Stored entries:
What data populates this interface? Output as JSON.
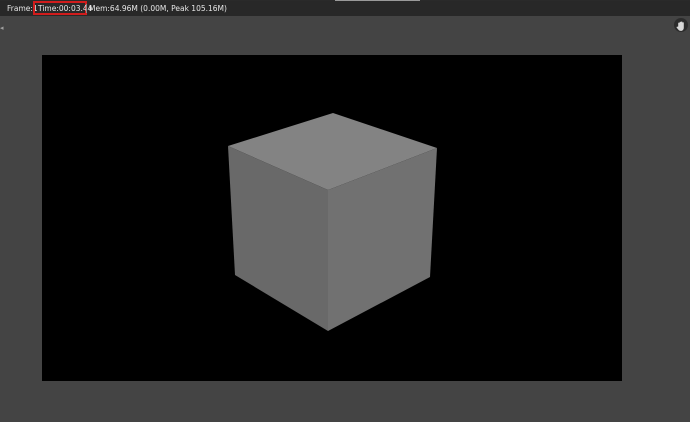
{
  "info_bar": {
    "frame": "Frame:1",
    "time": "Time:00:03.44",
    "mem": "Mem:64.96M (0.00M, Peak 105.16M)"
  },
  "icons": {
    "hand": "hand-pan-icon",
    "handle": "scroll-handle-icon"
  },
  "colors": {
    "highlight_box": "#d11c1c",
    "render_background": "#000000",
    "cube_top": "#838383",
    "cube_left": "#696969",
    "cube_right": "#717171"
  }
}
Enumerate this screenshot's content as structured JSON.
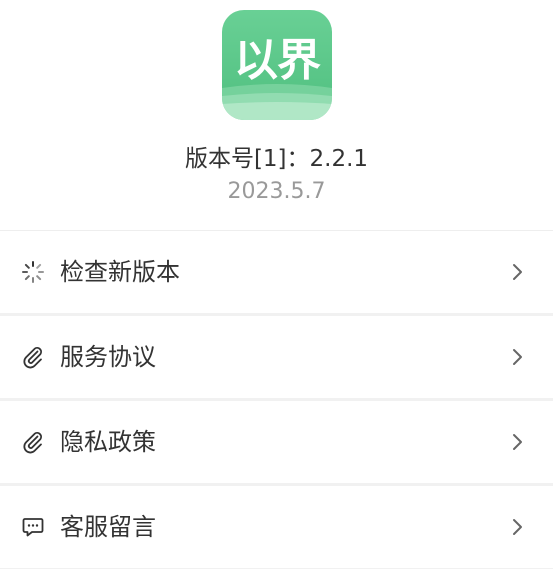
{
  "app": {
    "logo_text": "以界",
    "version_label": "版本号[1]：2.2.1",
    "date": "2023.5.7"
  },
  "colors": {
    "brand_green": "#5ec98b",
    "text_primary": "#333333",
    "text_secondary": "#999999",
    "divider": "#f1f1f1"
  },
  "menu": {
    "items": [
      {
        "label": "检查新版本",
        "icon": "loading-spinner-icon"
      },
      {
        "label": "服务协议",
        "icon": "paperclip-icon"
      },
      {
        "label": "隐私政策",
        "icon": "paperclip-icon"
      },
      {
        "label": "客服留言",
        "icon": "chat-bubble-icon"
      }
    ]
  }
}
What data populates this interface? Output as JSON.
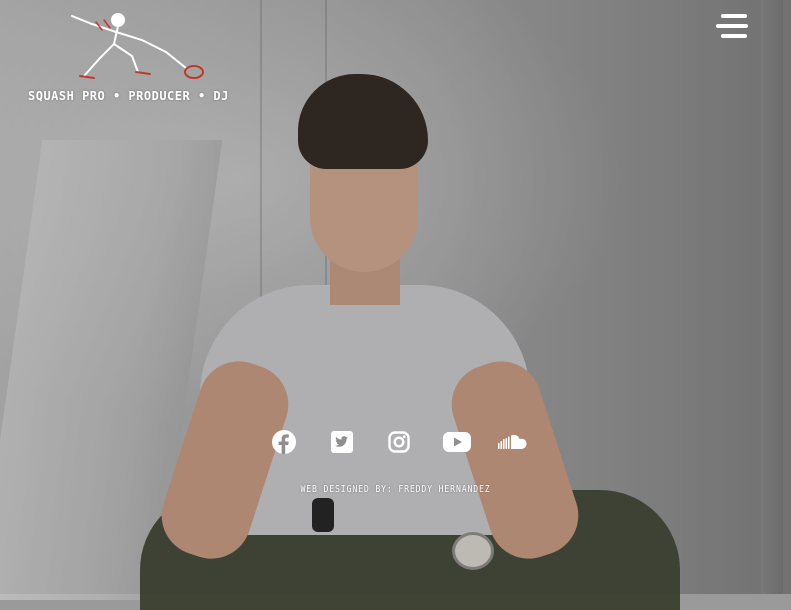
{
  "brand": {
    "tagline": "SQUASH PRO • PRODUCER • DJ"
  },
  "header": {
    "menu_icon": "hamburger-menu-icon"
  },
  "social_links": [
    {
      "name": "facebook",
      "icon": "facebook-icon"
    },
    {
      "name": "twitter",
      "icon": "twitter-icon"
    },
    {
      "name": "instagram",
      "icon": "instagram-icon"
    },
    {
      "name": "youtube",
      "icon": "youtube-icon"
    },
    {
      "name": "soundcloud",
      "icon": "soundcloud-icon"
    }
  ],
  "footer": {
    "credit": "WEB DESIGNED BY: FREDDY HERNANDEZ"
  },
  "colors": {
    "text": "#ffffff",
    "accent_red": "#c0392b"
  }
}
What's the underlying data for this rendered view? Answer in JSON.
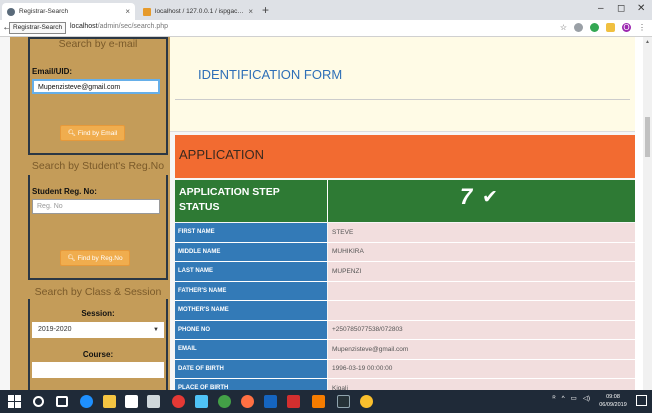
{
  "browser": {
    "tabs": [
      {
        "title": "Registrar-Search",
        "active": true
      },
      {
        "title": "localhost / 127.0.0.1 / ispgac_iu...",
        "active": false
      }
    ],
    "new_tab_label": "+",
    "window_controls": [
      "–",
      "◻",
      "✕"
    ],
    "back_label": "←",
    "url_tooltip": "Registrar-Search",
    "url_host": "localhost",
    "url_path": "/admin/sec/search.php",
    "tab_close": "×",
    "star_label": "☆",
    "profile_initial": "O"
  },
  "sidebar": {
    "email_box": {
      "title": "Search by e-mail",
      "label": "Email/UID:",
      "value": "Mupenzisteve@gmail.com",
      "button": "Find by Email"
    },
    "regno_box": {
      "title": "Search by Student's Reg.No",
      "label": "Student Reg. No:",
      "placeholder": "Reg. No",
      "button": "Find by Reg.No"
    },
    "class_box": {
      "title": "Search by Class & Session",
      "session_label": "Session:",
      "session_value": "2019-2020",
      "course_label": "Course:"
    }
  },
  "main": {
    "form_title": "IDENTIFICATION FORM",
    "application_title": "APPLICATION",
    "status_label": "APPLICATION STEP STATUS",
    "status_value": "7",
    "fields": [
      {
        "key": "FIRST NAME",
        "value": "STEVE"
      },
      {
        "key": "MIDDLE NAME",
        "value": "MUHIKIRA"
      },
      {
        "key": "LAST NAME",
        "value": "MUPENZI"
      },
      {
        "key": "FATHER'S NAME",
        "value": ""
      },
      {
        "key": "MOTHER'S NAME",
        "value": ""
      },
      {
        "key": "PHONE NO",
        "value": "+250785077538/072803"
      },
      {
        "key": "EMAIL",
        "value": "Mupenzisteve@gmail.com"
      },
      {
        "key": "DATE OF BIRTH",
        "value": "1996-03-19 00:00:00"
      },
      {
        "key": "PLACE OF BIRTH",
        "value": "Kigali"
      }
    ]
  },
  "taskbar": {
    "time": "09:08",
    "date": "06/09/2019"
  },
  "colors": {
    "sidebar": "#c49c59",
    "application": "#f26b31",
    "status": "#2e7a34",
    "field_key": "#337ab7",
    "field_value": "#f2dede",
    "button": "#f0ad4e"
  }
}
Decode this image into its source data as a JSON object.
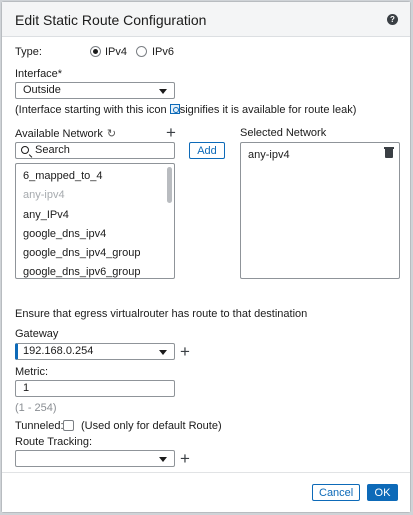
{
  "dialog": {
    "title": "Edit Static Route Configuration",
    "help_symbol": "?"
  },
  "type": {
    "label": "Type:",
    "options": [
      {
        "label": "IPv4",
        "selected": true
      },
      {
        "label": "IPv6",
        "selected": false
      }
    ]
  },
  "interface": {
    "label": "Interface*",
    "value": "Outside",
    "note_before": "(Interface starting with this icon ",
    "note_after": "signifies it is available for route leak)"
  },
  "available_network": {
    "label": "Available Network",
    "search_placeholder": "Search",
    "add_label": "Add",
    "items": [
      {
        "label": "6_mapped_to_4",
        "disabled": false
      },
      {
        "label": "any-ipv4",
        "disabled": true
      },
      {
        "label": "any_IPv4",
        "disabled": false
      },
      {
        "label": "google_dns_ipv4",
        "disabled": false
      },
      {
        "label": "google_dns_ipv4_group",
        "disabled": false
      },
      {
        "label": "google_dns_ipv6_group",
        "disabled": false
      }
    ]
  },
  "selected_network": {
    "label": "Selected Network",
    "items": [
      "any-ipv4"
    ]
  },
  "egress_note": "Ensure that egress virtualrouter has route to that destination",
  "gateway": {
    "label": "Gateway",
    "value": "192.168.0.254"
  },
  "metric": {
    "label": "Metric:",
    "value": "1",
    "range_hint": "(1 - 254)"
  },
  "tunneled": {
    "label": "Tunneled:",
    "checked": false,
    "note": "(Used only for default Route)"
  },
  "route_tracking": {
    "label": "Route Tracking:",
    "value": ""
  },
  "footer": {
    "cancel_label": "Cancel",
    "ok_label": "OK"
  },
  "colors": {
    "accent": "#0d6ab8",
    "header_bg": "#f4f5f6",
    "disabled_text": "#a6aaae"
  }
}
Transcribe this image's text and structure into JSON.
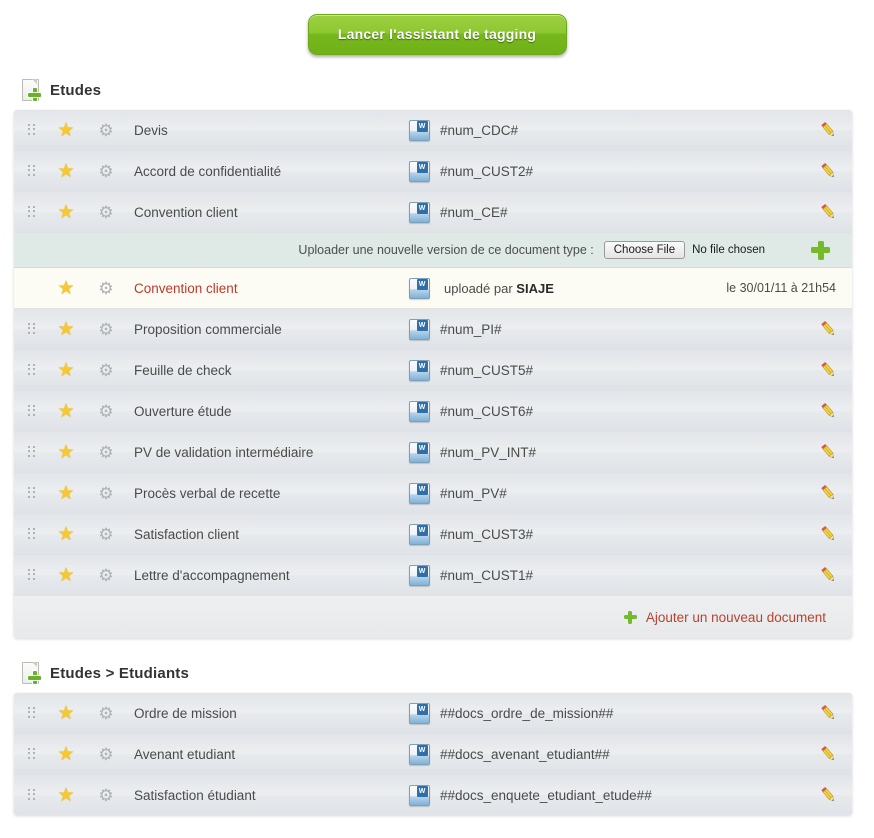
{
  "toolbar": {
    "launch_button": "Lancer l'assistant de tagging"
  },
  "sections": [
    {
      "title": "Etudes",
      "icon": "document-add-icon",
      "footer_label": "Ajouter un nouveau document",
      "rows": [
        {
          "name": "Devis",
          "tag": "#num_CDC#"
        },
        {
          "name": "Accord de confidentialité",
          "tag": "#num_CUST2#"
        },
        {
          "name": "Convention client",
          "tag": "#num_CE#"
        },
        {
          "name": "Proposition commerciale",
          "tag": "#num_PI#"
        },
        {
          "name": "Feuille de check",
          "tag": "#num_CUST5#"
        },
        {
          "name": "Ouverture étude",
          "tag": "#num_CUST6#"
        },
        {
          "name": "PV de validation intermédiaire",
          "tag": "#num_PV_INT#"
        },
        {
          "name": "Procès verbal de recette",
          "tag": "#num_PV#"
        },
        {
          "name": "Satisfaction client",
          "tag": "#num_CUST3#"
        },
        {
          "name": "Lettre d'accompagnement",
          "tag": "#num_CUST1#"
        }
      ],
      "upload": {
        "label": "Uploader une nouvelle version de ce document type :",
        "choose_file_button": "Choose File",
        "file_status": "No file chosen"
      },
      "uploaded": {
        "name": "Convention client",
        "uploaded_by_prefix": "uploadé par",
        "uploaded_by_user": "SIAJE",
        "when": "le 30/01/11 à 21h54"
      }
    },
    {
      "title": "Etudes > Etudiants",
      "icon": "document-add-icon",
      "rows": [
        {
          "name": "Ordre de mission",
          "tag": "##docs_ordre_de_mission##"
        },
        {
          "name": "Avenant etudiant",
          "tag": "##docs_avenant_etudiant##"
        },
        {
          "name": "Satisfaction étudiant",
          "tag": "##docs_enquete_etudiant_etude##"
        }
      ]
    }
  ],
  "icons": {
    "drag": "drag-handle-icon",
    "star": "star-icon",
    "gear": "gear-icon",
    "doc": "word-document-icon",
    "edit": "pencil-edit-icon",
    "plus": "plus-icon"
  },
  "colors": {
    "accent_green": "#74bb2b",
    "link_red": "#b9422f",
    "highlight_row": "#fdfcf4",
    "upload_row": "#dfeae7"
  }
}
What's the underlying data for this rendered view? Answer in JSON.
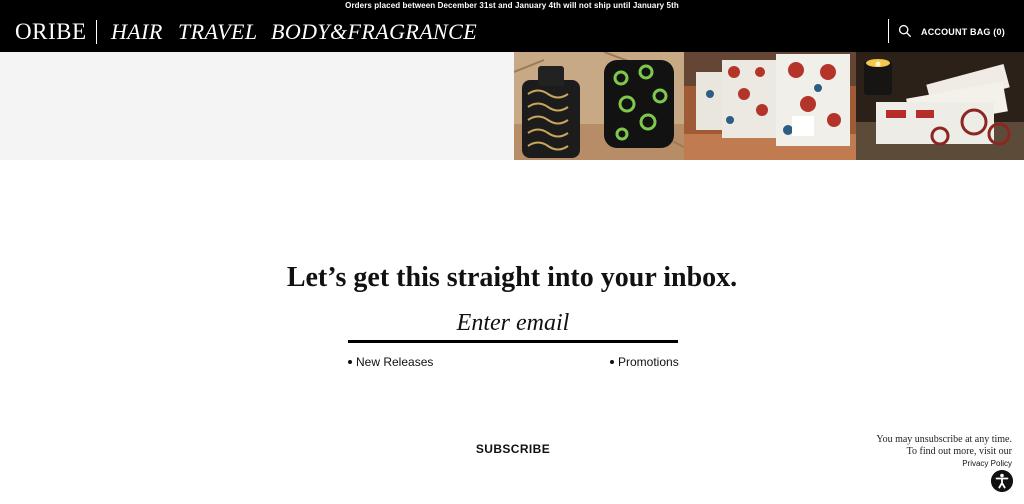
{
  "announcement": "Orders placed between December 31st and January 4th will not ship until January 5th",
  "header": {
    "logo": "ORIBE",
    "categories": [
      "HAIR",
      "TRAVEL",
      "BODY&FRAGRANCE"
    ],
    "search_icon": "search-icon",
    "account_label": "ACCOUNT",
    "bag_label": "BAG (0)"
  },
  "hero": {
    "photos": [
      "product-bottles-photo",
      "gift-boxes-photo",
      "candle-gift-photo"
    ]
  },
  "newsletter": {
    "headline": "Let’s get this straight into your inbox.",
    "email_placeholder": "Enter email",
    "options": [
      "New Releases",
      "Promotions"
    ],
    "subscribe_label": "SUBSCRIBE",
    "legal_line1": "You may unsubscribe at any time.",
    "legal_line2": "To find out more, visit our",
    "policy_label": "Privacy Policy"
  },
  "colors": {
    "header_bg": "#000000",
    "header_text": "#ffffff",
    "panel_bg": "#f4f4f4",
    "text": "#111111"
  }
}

◆ GIVEN PROBLEM:
In the entries above, find every line holding the word "Registrar" and copy it out.

◆ THE ANSWER:
        "title": "Registrar-Search",
    "url_tooltip": "Registrar-Search",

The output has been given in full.